The exercise:
Print out every record exactly as it appears.

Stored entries
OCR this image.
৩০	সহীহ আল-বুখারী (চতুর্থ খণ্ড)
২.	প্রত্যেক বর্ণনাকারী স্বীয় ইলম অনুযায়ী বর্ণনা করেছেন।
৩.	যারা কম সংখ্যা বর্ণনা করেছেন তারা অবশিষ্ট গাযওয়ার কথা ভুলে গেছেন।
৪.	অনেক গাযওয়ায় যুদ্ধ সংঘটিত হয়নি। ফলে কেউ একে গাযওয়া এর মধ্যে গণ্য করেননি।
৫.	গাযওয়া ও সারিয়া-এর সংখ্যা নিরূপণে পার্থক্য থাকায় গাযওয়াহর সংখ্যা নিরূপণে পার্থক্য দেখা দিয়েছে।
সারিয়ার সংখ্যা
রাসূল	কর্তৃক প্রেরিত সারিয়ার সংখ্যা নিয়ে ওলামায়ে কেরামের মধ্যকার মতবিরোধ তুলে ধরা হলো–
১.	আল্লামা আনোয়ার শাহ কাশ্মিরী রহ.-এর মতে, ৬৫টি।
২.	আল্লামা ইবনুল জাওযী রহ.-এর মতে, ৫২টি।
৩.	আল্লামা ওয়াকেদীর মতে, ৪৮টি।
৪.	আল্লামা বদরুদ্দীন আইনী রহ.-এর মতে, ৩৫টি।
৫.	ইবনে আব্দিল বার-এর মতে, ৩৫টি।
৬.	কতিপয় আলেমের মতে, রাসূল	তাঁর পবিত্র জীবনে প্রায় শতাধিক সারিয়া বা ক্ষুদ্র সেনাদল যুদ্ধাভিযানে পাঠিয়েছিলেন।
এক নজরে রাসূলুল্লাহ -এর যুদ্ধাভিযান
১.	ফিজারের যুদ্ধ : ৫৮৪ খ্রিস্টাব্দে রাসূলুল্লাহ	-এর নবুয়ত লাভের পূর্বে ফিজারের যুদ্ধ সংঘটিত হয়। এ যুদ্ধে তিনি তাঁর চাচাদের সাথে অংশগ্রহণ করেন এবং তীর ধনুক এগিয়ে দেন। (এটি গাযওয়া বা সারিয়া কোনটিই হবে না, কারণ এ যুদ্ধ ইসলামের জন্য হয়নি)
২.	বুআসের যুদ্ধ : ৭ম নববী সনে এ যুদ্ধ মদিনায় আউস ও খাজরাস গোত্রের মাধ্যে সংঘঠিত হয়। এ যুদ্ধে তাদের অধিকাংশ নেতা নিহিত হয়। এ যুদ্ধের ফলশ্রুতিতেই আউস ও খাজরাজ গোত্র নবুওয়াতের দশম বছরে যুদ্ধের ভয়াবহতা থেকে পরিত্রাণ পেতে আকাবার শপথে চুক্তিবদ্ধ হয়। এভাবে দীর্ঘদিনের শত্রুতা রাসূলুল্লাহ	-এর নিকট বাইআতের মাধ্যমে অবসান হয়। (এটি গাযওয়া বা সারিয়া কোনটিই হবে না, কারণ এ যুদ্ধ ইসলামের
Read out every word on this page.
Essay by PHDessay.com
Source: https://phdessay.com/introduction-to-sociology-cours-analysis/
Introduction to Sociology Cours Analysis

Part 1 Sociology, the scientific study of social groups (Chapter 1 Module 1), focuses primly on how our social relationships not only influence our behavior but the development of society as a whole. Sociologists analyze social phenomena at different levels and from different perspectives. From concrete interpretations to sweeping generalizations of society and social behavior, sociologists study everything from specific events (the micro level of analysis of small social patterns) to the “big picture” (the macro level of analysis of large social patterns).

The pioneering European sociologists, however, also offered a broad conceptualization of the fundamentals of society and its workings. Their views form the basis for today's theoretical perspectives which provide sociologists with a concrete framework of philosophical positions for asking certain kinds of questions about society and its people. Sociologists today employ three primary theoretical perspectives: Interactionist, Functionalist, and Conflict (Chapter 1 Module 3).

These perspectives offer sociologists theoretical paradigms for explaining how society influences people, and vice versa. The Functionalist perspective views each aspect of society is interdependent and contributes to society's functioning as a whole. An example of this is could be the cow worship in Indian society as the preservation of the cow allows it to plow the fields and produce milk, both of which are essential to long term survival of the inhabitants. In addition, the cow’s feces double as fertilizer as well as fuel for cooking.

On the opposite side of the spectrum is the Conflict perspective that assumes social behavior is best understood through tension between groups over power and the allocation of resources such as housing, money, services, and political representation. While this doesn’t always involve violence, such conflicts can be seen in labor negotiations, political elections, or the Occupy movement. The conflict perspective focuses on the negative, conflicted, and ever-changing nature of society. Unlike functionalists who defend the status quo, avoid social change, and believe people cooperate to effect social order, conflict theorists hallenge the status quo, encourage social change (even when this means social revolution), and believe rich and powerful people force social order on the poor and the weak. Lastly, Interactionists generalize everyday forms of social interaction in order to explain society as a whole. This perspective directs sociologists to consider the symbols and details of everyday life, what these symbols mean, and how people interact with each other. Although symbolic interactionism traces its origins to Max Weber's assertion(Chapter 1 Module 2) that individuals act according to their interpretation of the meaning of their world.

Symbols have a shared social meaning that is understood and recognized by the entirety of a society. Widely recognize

Exercise result:
OCR this image.
৩০	সহীহ আল-বুখারী (চতুর্থ খণ্ড)
২.	প্রত্যেক বর্ণনাকারী স্বীয় ইলম অনুযায়ী বর্ণনা করেছেন।
৩.	যারা কম সংখ্যা বর্ণনা করেছেন তারা অবশিষ্ট গাযওয়ার কথা ভুলে গেছেন।
৪.	অনেক গাযওয়ায় যুদ্ধ সংঘটিত হয়নি। ফলে কেউ একে গাযওয়া এর মধ্যে গণ্য করেননি।
৫.	গাযওয়া ও সারিয়া-এর সংখ্যা নিরূপণে পার্থক্য থাকায় গাযওয়াহর সংখ্যা নিরূপণে পার্থক্য দেখা দিয়েছে।
সারিয়ার সংখ্যা
রাসূল	কর্তৃক প্রেরিত সারিয়ার সংখ্যা নিয়ে ওলামায়ে কেরামের মধ্যকার মতবিরোধ তুলে ধরা হলো–
১.	আল্লামা আনোয়ার শাহ কাশ্মিরী রহ.-এর মতে, ৬৫টি।
২.	আল্লামা ইবনুল জাওযী রহ.-এর মতে, ৫২টি।
৩.	আল্লামা ওয়াকেদীর মতে, ৪৮টি।
৪.	আল্লামা বদরুদ্দীন আইনী রহ.-এর মতে, ৩৫টি।
৫.	ইবনে আব্দিল বার-এর মতে, ৩৫টি।
৬.	কতিপয় আলেমের মতে, রাসূল	তাঁর পবিত্র জীবনে প্রায় শতাধিক সারিয়া বা ক্ষুদ্র সেনাদল যুদ্ধাভিযানে পাঠিয়েছিলেন।
এক নজরে রাসূলুল্লাহ -এর যুদ্ধাভিযান
১.	ফিজারের যুদ্ধ : ৫৮৪ খ্রিস্টাব্দে রাসূলুল্লাহ	-এর নবুয়ত লাভের পূর্বে ফিজারের যুদ্ধ সংঘটিত হয়। এ যুদ্ধে তিনি তাঁর চাচাদের সাথে অংশগ্রহণ করেন এবং তীর ধনুক এগিয়ে দেন। (এটি গাযওয়া বা সারিয়া কোনটিই হবে না, কারণ এ যুদ্ধ ইসলামের জন্য হয়নি)
২.	বুআসের যুদ্ধ : ৭ম নববী সনে এ যুদ্ধ মদিনায় আউস ও খাজরাস গোত্রের মাধ্যে সংঘঠিত হয়। এ যুদ্ধে তাদের অধিকাংশ নেতা নিহিত হয়। এ যুদ্ধের ফলশ্রুতিতেই আউস ও খাজরাজ গোত্র নবুওয়াতের দশম বছরে যুদ্ধের ভয়াবহতা থেকে পরিত্রাণ পেতে আকাবার শপথে চুক্তিবদ্ধ হয়। এভাবে দীর্ঘদিনের শত্রুতা রাসূলুল্লাহ	-এর নিকট বাইআতের মাধ্যমে অবসান হয়। (এটি গাযওয়া বা সারিয়া কোনটিই হবে না, কারণ এ যুদ্ধ ইসলামের
Read out every word on this page.
Essay by PHDessay.com
Source: https://phdessay.com/introduction-to-sociology-cours-analysis/
Introduction to Sociology Cours Analysis

Part 1 Sociology, the scientific study of social groups (Chapter 1 Module 1), focuses primly on how our social relationships not only influence our behavior but the development of society as a whole. Sociologists analyze social phenomena at different levels and from different perspectives. From concrete interpretations to sweeping generalizations of society and social behavior, sociologists study everything from specific events (the micro level of analysis of small social patterns) to the “big picture” (the macro level of analysis of large social patterns).

The pioneering European sociologists, however, also offered a broad conceptualization of the fundamentals of society and its workings. Their views form the basis for today's theoretical perspectives which provide sociologists with a concrete framework of philosophical positions for asking certain kinds of questions about society and its people. Sociologists today employ three primary theoretical perspectives: Interactionist, Functionalist, and Conflict (Chapter 1 Module 3).

These perspectives offer sociologists theoretical paradigms for explaining how society influences people, and vice versa. The Functionalist perspective views each aspect of society is interdependent and contributes to society's functioning as a whole. An example of this is could be the cow worship in Indian society as the preservation of the cow allows it to plow the fields and produce milk, both of which are essential to long term survival of the inhabitants. In addition, the cow’s feces double as fertilizer as well as fuel for cooking.

On the opposite side of the spectrum is the Conflict perspective that assumes social behavior is best understood through tension between groups over power and the allocation of resources such as housing, money, services, and political representation. While this doesn’t always involve violence, such conflicts can be seen in labor negotiations, political elections, or the Occupy movement. The conflict perspective focuses on the negative, conflicted, and ever-changing nature of society. Unlike functionalists who defend the status quo, avoid social change, and believe people cooperate to effect social order, conflict theorists hallenge the status quo, encourage social change (even when this means social revolution), and believe rich and powerful people force social order on the poor and the weak. Lastly, Interactionists generalize everyday forms of social interaction in order to explain society as a whole. This perspective directs sociologists to consider the symbols and details of everyday life, what these symbols mean, and how people interact with each other. Although symbolic interactionism traces its origins to Max Weber's assertion(Chapter 1 Module 2) that individuals act according to their interpretation of the meaning of their world.

Symbols have a shared social meaning that is understood and recognized by the entirety of a society. Widely recognize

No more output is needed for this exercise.